═══ DATASET EXTRACT ═══

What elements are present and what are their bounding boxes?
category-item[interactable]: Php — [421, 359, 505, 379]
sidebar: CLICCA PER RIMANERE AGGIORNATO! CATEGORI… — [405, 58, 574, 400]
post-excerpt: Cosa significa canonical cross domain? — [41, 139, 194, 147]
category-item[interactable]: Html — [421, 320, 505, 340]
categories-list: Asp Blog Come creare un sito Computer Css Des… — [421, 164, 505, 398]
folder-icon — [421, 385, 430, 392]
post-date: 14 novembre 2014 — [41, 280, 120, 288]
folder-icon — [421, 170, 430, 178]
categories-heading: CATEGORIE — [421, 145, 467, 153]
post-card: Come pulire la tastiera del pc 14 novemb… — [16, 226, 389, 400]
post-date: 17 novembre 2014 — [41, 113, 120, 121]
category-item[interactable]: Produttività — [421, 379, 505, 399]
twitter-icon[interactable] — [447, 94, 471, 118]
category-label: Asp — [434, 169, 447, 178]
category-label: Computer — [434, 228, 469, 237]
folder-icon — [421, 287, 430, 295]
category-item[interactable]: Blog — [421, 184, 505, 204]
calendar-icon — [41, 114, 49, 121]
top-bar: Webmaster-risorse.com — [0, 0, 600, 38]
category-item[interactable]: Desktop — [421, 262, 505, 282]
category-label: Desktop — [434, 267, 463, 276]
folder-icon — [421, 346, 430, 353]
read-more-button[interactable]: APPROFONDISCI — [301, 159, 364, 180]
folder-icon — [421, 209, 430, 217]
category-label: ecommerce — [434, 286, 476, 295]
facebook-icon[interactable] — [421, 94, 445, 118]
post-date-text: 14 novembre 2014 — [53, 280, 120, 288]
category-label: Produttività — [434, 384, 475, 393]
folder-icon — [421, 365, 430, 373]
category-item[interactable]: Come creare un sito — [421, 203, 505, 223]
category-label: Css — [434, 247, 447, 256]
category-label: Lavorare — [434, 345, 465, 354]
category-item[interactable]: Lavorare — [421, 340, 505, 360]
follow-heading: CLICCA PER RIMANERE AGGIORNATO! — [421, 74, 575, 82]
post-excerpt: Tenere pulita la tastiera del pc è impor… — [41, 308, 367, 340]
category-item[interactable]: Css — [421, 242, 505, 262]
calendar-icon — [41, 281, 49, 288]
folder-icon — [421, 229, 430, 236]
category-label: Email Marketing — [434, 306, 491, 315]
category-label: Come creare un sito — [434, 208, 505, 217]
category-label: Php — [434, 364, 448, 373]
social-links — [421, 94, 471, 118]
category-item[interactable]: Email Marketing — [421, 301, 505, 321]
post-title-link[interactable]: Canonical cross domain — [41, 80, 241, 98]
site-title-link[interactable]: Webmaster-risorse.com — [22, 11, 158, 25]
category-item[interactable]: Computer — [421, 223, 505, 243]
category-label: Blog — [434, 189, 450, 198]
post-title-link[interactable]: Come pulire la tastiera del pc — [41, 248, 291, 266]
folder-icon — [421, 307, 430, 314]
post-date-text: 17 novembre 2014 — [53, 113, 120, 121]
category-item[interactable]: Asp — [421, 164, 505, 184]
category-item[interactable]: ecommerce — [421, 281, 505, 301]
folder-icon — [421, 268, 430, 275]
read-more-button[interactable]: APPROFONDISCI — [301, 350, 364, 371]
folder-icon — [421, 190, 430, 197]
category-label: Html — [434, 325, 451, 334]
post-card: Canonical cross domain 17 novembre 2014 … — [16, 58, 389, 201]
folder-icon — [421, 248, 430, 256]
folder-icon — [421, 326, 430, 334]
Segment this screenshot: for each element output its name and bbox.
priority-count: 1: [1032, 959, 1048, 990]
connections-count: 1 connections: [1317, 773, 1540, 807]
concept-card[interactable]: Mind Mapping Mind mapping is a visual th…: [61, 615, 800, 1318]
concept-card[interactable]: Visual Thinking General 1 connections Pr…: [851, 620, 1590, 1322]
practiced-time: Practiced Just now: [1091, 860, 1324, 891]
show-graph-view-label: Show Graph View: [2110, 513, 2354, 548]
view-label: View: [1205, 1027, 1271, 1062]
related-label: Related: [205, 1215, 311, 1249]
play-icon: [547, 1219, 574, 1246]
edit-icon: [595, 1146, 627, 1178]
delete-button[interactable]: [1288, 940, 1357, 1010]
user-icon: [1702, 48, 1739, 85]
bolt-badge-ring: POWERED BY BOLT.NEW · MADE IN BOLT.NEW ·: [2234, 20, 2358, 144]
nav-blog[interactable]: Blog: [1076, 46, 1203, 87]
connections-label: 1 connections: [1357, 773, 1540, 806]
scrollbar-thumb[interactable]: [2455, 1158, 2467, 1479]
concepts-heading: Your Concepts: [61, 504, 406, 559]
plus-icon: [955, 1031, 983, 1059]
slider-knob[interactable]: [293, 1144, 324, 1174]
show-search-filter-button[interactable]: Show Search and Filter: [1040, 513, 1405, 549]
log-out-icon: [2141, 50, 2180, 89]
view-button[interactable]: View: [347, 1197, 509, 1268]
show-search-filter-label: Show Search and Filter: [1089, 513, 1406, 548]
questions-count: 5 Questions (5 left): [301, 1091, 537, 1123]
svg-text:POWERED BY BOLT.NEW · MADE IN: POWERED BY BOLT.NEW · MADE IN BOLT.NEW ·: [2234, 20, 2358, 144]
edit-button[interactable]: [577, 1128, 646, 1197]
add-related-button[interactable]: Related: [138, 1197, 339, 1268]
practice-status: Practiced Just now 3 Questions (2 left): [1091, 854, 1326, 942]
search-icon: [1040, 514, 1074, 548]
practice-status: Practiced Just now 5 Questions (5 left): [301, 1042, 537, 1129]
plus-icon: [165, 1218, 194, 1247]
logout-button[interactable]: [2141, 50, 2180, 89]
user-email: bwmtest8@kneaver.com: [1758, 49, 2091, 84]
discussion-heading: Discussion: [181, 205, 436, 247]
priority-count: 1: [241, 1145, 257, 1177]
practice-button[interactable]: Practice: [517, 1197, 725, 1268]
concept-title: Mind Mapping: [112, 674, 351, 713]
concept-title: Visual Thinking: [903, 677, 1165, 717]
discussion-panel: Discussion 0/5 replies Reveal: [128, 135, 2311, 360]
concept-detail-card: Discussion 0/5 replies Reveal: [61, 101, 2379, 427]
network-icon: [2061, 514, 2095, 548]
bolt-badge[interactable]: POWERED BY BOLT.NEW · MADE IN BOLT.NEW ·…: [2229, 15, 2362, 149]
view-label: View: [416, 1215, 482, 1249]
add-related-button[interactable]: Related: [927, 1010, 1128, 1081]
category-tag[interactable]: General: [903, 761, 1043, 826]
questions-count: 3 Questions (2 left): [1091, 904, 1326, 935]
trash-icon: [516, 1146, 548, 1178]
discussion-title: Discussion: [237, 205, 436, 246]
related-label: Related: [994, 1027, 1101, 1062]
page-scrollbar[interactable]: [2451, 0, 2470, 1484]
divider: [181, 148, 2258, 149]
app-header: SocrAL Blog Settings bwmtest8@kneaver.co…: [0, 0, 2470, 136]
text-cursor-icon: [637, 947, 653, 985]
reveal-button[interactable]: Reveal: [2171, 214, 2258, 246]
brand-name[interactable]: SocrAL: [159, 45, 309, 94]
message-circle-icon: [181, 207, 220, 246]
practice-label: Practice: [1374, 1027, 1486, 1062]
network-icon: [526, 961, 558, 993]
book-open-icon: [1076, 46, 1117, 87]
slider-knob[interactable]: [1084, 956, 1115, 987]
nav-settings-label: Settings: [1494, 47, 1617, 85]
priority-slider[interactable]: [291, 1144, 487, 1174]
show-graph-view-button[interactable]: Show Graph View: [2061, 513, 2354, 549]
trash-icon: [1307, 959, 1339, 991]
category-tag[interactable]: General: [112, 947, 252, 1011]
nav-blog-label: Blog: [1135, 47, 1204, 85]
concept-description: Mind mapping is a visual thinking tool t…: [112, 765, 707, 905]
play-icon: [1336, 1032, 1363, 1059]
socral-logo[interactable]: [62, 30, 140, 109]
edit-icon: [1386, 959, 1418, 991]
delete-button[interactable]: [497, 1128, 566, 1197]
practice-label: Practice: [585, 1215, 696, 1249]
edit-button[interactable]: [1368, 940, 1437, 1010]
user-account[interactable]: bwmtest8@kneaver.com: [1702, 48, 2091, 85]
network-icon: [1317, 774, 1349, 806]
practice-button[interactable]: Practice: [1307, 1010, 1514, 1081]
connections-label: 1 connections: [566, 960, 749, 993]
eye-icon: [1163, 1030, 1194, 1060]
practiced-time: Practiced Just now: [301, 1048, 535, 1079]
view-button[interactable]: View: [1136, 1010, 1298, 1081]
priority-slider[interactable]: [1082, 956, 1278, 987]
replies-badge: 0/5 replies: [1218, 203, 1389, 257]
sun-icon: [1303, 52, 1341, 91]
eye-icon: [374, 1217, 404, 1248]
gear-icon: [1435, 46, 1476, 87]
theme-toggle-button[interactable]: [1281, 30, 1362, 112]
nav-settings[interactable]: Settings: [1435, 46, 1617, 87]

═══

WORK REQUIRED: Please identify every line in the data above that contains the word "Computer", and copy each of those lines.

SOLVED EXERCISE:
categories-list: Asp Blog Come creare un sito Computer Css Des… — [421, 164, 505, 398]
category-label: Computer — [434, 228, 469, 237]
category-item[interactable]: Computer — [421, 223, 505, 243]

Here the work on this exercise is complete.